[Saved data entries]

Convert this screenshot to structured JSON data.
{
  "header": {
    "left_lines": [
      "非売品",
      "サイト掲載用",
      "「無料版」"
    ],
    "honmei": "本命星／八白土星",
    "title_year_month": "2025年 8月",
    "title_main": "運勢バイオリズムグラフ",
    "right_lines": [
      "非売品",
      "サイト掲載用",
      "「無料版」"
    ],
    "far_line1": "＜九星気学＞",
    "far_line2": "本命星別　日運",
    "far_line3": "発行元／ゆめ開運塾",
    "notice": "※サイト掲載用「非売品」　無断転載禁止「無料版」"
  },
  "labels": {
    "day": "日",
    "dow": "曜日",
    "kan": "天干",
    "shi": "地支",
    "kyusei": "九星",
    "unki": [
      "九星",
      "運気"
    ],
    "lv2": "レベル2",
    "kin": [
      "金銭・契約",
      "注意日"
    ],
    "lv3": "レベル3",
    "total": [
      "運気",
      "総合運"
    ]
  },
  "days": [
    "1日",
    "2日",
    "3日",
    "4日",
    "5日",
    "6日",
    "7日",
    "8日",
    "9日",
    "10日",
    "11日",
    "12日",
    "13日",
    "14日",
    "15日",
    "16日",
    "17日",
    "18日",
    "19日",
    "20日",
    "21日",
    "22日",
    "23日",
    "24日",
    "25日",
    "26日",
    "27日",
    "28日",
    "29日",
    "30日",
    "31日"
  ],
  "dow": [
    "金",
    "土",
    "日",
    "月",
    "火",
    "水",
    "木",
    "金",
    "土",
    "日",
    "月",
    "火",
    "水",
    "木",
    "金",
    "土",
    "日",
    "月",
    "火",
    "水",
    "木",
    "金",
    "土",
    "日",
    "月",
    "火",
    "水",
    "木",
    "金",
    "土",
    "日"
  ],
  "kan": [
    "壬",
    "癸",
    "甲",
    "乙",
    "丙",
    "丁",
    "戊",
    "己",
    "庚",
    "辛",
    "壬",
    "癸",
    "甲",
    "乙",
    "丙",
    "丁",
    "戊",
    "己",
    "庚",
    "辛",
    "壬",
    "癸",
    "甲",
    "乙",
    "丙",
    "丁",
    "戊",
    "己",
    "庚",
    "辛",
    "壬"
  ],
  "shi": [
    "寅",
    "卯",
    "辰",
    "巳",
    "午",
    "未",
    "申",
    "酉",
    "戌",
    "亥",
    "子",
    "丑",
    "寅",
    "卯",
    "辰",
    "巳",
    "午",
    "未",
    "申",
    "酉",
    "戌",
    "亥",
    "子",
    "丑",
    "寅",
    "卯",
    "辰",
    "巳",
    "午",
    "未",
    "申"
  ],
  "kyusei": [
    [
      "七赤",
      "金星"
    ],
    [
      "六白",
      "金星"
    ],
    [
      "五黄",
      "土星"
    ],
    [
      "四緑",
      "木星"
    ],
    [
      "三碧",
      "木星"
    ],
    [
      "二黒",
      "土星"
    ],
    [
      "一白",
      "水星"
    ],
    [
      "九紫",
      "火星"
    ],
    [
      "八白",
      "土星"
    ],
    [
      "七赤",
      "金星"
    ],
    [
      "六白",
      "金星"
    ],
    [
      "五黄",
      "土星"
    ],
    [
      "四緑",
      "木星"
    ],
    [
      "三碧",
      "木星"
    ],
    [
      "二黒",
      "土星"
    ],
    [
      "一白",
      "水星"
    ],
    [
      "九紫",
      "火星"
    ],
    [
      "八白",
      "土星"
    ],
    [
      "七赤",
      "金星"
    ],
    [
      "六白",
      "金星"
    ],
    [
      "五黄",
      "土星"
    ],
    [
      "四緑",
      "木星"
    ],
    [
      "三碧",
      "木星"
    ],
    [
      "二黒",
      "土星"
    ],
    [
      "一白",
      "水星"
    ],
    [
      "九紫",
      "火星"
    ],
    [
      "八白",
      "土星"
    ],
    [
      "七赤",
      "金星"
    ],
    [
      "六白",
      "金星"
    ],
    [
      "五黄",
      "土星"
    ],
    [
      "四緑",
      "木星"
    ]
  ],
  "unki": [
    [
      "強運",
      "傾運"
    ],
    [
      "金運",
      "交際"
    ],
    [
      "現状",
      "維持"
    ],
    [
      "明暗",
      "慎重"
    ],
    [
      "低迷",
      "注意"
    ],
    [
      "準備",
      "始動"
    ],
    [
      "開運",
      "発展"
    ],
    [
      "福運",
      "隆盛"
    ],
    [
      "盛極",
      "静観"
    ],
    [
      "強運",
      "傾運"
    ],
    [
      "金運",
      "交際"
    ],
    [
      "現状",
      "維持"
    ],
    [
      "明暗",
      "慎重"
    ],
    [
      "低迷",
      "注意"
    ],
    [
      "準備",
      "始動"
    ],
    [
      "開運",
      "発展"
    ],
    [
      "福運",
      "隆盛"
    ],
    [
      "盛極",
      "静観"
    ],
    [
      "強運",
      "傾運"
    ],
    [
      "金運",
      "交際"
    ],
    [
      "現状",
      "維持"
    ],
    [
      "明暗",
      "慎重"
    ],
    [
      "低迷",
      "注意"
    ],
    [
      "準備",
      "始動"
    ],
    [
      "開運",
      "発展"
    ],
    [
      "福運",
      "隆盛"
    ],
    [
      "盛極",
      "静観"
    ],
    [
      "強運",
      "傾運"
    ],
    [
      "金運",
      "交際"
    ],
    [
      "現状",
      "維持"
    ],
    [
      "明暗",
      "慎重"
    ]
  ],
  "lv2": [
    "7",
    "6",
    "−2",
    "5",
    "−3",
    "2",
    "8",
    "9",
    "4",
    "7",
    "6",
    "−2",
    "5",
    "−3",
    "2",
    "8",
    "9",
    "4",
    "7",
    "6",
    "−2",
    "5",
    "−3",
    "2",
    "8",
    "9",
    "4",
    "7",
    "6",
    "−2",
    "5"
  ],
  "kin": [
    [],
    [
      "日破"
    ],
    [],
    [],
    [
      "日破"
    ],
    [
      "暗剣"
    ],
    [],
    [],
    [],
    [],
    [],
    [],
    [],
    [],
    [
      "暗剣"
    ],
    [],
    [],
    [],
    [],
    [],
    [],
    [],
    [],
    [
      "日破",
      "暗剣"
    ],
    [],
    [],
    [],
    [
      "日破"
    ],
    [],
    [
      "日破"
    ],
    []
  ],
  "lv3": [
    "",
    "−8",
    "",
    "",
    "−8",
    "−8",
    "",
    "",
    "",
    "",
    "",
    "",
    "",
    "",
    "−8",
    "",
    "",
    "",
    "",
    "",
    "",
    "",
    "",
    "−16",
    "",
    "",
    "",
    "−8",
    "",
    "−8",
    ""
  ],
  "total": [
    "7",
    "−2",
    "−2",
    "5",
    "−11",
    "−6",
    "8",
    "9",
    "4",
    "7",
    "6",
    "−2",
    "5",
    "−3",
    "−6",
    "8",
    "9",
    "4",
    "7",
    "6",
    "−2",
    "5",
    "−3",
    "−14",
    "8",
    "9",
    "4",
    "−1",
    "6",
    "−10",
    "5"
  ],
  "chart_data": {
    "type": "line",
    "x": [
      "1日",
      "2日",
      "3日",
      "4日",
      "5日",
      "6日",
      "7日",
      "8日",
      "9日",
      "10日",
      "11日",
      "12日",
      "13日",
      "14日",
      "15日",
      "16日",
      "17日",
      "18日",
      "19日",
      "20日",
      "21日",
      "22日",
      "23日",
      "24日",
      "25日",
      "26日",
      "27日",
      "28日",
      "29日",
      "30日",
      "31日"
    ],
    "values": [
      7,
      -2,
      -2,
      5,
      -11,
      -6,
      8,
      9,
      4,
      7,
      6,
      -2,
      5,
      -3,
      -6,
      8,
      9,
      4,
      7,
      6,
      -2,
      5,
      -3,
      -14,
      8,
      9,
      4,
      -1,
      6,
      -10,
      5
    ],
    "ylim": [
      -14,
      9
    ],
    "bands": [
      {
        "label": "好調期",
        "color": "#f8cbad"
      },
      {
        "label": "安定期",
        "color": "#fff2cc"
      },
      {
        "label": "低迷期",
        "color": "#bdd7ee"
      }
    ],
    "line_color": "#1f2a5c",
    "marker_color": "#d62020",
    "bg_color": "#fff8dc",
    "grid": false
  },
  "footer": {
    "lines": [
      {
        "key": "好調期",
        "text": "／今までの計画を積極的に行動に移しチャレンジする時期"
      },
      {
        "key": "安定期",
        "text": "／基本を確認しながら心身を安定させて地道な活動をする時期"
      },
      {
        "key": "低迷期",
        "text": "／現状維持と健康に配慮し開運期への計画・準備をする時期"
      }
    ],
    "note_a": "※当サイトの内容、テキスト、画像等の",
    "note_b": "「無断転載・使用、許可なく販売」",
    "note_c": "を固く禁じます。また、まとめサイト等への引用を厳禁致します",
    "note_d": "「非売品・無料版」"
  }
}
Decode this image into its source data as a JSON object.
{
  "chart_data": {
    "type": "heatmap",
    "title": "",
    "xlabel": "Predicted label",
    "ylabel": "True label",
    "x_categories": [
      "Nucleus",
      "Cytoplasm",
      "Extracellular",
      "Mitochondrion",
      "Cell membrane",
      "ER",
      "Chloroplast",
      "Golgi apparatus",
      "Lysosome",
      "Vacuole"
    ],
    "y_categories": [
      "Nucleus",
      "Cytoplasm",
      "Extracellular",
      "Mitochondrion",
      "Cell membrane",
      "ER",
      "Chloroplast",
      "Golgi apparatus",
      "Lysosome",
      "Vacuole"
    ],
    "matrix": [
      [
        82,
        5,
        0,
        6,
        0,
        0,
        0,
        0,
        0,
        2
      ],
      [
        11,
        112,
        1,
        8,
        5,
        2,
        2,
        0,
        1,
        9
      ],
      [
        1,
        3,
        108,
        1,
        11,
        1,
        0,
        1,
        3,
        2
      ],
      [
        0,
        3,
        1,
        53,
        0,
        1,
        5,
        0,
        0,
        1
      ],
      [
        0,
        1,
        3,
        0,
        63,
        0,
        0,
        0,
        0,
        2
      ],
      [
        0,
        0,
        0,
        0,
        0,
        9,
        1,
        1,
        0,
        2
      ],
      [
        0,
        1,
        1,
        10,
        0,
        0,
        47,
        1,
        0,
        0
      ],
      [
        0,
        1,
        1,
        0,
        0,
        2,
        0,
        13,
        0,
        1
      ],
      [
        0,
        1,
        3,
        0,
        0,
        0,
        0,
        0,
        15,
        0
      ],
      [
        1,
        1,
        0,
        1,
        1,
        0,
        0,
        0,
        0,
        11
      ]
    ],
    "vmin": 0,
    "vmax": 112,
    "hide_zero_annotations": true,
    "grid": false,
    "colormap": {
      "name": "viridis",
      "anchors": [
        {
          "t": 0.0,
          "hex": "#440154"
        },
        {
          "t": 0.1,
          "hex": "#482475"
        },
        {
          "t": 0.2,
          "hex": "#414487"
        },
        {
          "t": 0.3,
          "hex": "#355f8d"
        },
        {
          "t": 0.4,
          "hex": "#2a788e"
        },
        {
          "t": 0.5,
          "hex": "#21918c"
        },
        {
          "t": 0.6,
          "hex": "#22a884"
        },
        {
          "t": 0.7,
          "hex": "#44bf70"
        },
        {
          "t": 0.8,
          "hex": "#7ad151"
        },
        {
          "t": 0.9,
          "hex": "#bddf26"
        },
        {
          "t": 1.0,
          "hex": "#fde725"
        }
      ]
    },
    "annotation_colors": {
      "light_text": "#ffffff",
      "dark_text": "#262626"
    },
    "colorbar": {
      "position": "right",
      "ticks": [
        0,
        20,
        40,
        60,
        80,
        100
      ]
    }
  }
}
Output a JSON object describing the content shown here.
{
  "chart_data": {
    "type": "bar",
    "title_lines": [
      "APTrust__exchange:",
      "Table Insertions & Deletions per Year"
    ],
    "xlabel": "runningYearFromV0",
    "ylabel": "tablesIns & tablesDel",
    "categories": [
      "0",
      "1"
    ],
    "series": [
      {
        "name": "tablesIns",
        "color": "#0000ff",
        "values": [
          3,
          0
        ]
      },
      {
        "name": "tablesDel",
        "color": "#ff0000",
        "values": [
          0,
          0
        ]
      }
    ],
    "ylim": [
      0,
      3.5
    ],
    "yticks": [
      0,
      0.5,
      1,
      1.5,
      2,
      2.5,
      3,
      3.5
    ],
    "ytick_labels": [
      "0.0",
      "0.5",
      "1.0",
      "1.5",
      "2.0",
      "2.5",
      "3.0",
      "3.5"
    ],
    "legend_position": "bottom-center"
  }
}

What you need to do
Pick every line with "object" in it and copy it.

Written solution
Decode this image into its source data as a JSON object.
Output a JSON object describing the content shown here.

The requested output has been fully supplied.